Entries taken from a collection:
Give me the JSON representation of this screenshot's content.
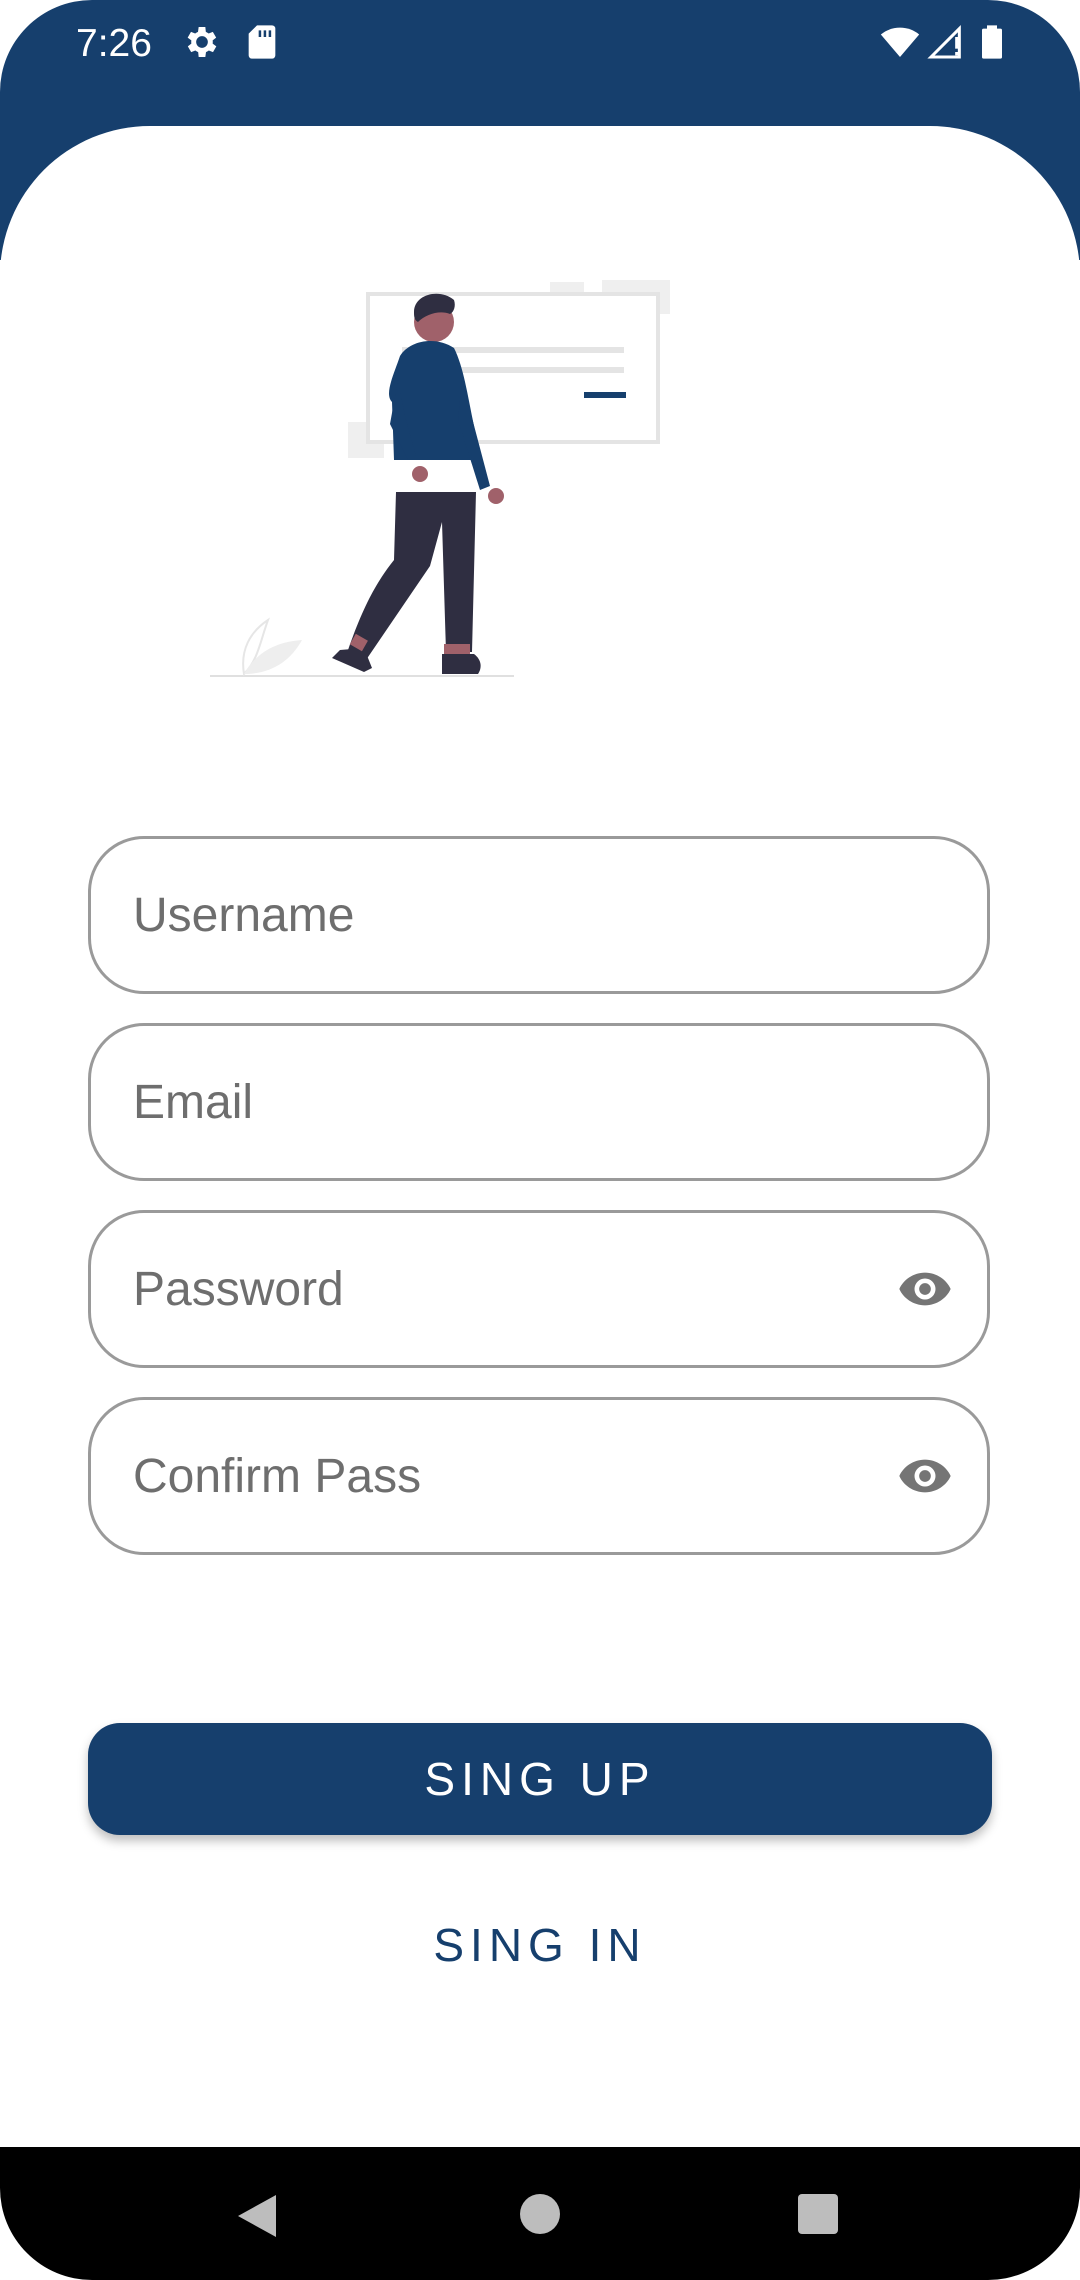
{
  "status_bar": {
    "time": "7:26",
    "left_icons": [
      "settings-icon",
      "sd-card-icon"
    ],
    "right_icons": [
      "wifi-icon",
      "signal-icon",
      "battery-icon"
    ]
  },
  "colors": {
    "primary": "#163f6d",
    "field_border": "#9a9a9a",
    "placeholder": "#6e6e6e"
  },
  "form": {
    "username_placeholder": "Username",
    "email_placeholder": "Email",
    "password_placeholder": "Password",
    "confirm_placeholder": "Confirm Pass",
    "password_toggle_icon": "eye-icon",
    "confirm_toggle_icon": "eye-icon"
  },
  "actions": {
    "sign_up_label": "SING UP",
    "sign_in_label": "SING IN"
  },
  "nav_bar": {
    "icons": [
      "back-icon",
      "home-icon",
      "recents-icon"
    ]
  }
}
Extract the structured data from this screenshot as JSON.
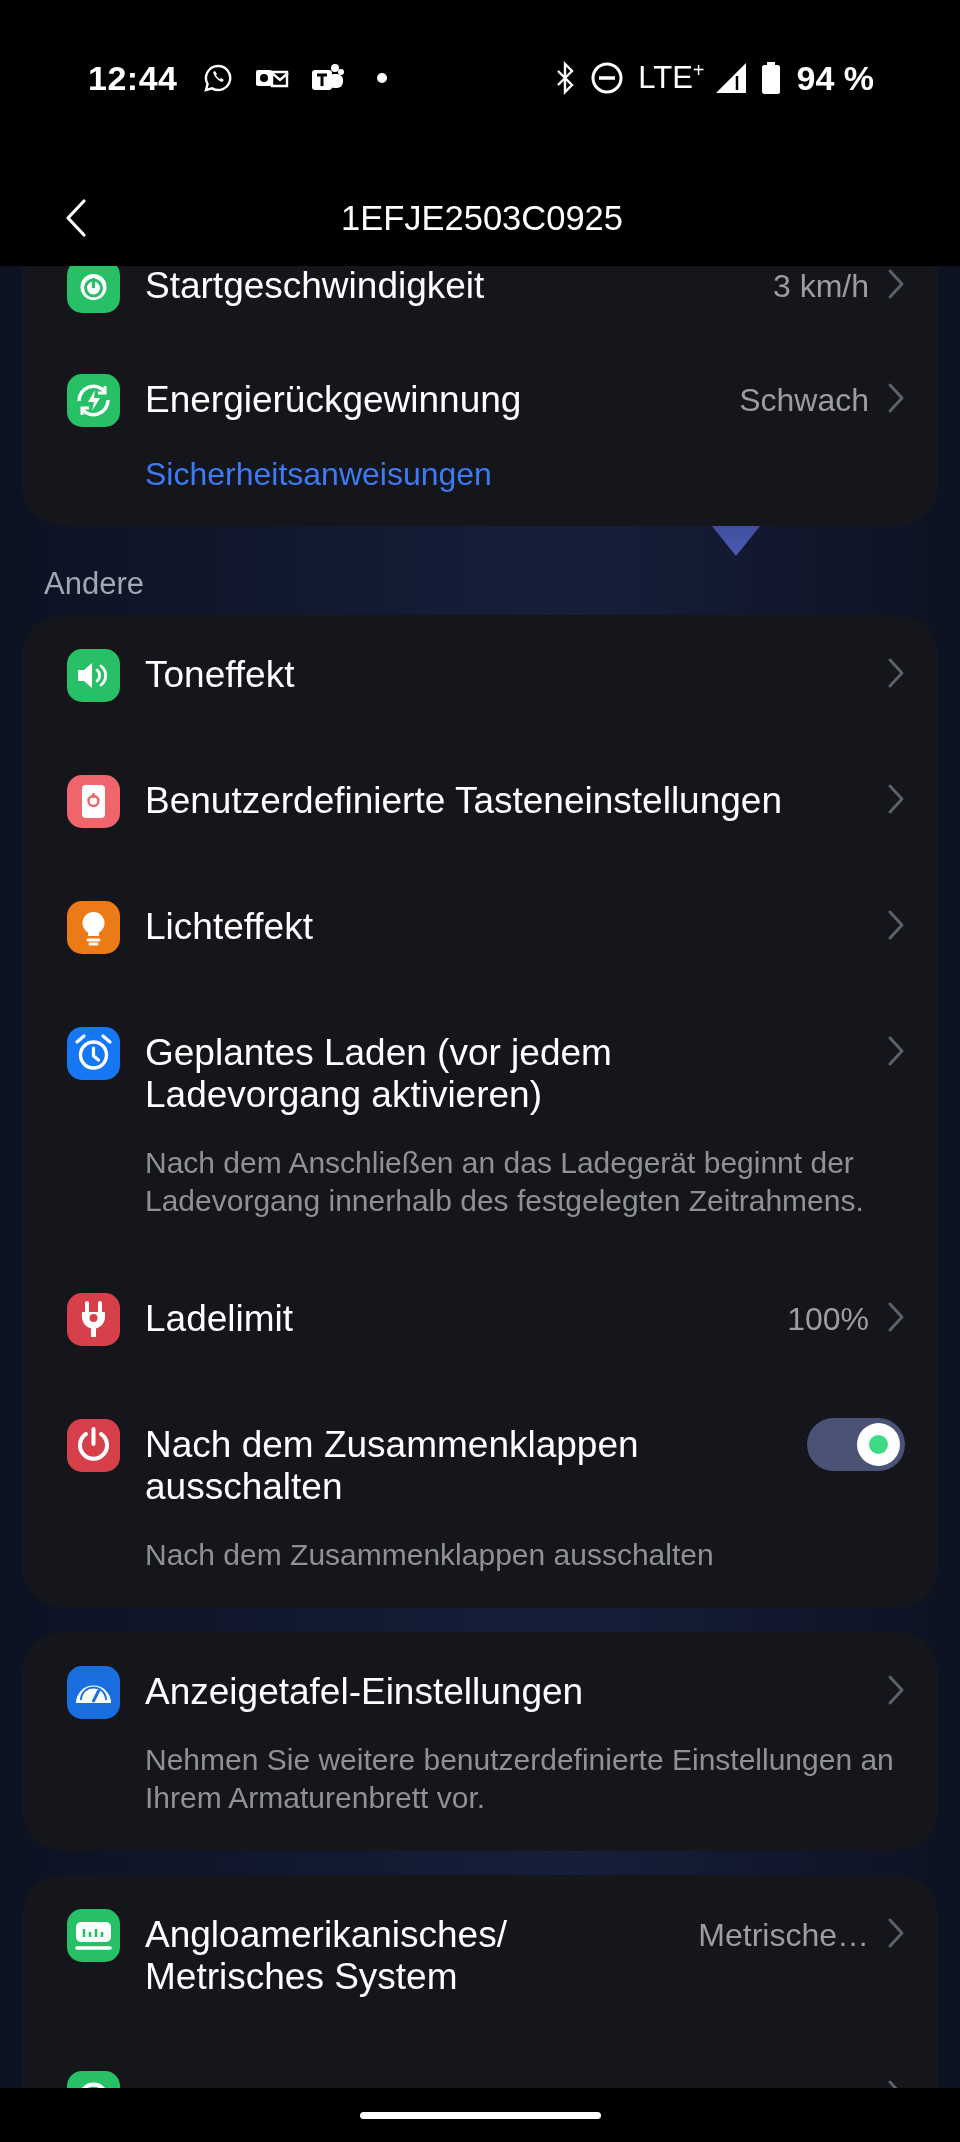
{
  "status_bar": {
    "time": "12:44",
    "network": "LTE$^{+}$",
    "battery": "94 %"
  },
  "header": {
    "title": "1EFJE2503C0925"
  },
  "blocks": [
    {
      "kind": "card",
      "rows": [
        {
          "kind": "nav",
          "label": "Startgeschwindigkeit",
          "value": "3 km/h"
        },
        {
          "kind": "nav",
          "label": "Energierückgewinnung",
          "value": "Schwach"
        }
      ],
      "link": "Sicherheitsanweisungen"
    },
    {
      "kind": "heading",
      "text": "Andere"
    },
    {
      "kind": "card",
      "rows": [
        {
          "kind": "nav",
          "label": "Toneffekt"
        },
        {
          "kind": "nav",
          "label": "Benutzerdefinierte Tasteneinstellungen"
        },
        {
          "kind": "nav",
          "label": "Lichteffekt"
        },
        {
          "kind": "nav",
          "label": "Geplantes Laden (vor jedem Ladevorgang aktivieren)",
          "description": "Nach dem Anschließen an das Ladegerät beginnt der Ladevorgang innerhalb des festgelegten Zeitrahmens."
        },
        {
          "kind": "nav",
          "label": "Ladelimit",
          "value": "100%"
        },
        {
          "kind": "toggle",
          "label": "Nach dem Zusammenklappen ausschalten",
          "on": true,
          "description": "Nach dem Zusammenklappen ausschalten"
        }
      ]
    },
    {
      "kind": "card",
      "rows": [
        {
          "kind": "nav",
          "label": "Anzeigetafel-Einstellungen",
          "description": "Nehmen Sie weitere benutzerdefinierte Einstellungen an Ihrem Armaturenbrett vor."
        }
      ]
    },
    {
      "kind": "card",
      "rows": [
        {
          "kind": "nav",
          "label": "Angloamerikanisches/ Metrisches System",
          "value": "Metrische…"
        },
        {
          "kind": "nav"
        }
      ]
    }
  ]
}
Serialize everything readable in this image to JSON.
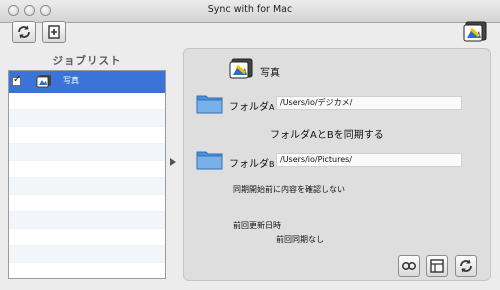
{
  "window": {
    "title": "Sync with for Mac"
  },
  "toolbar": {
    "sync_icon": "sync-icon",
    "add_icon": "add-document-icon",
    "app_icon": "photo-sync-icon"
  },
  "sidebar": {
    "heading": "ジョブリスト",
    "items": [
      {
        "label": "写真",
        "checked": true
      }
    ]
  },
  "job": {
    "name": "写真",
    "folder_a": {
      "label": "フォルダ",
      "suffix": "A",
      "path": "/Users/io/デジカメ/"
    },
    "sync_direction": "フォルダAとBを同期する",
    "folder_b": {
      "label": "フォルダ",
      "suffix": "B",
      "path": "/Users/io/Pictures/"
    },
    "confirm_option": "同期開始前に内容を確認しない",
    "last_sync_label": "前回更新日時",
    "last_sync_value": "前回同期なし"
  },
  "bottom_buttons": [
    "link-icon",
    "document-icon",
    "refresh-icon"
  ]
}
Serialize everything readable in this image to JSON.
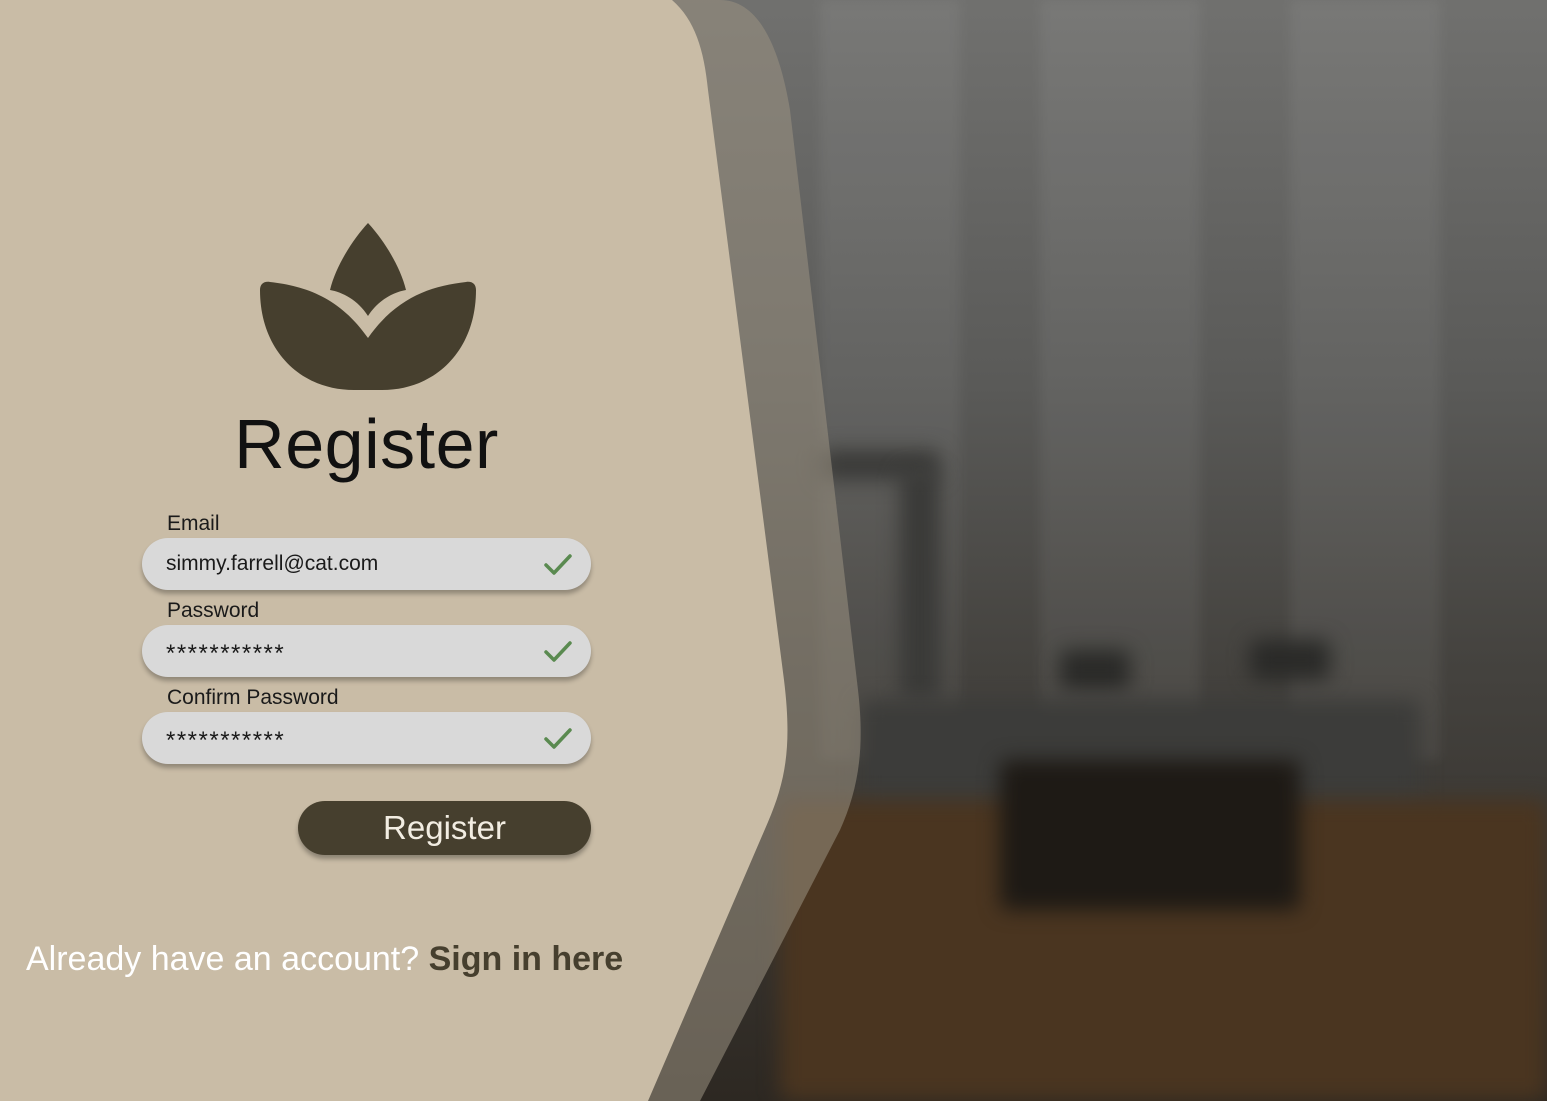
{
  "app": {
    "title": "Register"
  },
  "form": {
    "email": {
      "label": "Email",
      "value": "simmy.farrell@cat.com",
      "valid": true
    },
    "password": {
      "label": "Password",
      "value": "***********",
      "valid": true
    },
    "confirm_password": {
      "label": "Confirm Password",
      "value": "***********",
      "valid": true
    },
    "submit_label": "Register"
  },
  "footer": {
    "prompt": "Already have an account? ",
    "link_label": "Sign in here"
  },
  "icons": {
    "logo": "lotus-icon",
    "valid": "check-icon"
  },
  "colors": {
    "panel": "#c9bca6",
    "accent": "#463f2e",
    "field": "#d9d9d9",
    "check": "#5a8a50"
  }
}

▶ _PROBLEM_: Write out the whole listing again, exactly, with no pictures.

▶ _SOLUTION TO THIS EXERCISE_:
Give me the JSON representation of this screenshot's content.
{
  "status_bar": {
    "time": "7:26",
    "left_icons": [
      "settings-icon",
      "sd-card-icon"
    ],
    "right_icons": [
      "wifi-icon",
      "signal-icon",
      "battery-icon"
    ]
  },
  "colors": {
    "primary": "#163f6d",
    "field_border": "#9a9a9a",
    "placeholder": "#6e6e6e"
  },
  "form": {
    "username_placeholder": "Username",
    "email_placeholder": "Email",
    "password_placeholder": "Password",
    "confirm_placeholder": "Confirm Pass",
    "password_toggle_icon": "eye-icon",
    "confirm_toggle_icon": "eye-icon"
  },
  "actions": {
    "sign_up_label": "SING UP",
    "sign_in_label": "SING IN"
  },
  "nav_bar": {
    "icons": [
      "back-icon",
      "home-icon",
      "recents-icon"
    ]
  }
}
Extract the structured data from this screenshot as JSON.
{
  "status_bar": {
    "time": "12:44",
    "network": "LTE$^{+}$",
    "battery": "94 %"
  },
  "header": {
    "title": "1EFJE2503C0925"
  },
  "blocks": [
    {
      "kind": "card",
      "rows": [
        {
          "kind": "nav",
          "label": "Startgeschwindigkeit",
          "value": "3 km/h"
        },
        {
          "kind": "nav",
          "label": "Energierückgewinnung",
          "value": "Schwach"
        }
      ],
      "link": "Sicherheitsanweisungen"
    },
    {
      "kind": "heading",
      "text": "Andere"
    },
    {
      "kind": "card",
      "rows": [
        {
          "kind": "nav",
          "label": "Toneffekt"
        },
        {
          "kind": "nav",
          "label": "Benutzerdefinierte Tasteneinstellungen"
        },
        {
          "kind": "nav",
          "label": "Lichteffekt"
        },
        {
          "kind": "nav",
          "label": "Geplantes Laden (vor jedem Ladevorgang aktivieren)",
          "description": "Nach dem Anschließen an das Ladegerät beginnt der Ladevorgang innerhalb des festgelegten Zeitrahmens."
        },
        {
          "kind": "nav",
          "label": "Ladelimit",
          "value": "100%"
        },
        {
          "kind": "toggle",
          "label": "Nach dem Zusammenklappen ausschalten",
          "on": true,
          "description": "Nach dem Zusammenklappen ausschalten"
        }
      ]
    },
    {
      "kind": "card",
      "rows": [
        {
          "kind": "nav",
          "label": "Anzeigetafel-Einstellungen",
          "description": "Nehmen Sie weitere benutzerdefinierte Einstellungen an Ihrem Armaturenbrett vor."
        }
      ]
    },
    {
      "kind": "card",
      "rows": [
        {
          "kind": "nav",
          "label": "Angloamerikanisches/ Metrisches System",
          "value": "Metrische…"
        },
        {
          "kind": "nav"
        }
      ]
    }
  ]
}
Serialize everything readable in this image to JSON.
{
  "window": {
    "title": "Sync with for Mac"
  },
  "toolbar": {
    "sync_icon": "sync-icon",
    "add_icon": "add-document-icon",
    "app_icon": "photo-sync-icon"
  },
  "sidebar": {
    "heading": "ジョブリスト",
    "items": [
      {
        "label": "写真",
        "checked": true
      }
    ]
  },
  "job": {
    "name": "写真",
    "folder_a": {
      "label": "フォルダ",
      "suffix": "A",
      "path": "/Users/io/デジカメ/"
    },
    "sync_direction": "フォルダAとBを同期する",
    "folder_b": {
      "label": "フォルダ",
      "suffix": "B",
      "path": "/Users/io/Pictures/"
    },
    "confirm_option": "同期開始前に内容を確認しない",
    "last_sync_label": "前回更新日時",
    "last_sync_value": "前回同期なし"
  },
  "bottom_buttons": [
    "link-icon",
    "document-icon",
    "refresh-icon"
  ]
}
Serialize everything readable in this image to JSON.
{
  "app": {
    "title": "Register"
  },
  "form": {
    "email": {
      "label": "Email",
      "value": "simmy.farrell@cat.com",
      "valid": true
    },
    "password": {
      "label": "Password",
      "value": "***********",
      "valid": true
    },
    "confirm_password": {
      "label": "Confirm Password",
      "value": "***********",
      "valid": true
    },
    "submit_label": "Register"
  },
  "footer": {
    "prompt": "Already have an account? ",
    "link_label": "Sign in here"
  },
  "icons": {
    "logo": "lotus-icon",
    "valid": "check-icon"
  },
  "colors": {
    "panel": "#c9bca6",
    "accent": "#463f2e",
    "field": "#d9d9d9",
    "check": "#5a8a50"
  }
}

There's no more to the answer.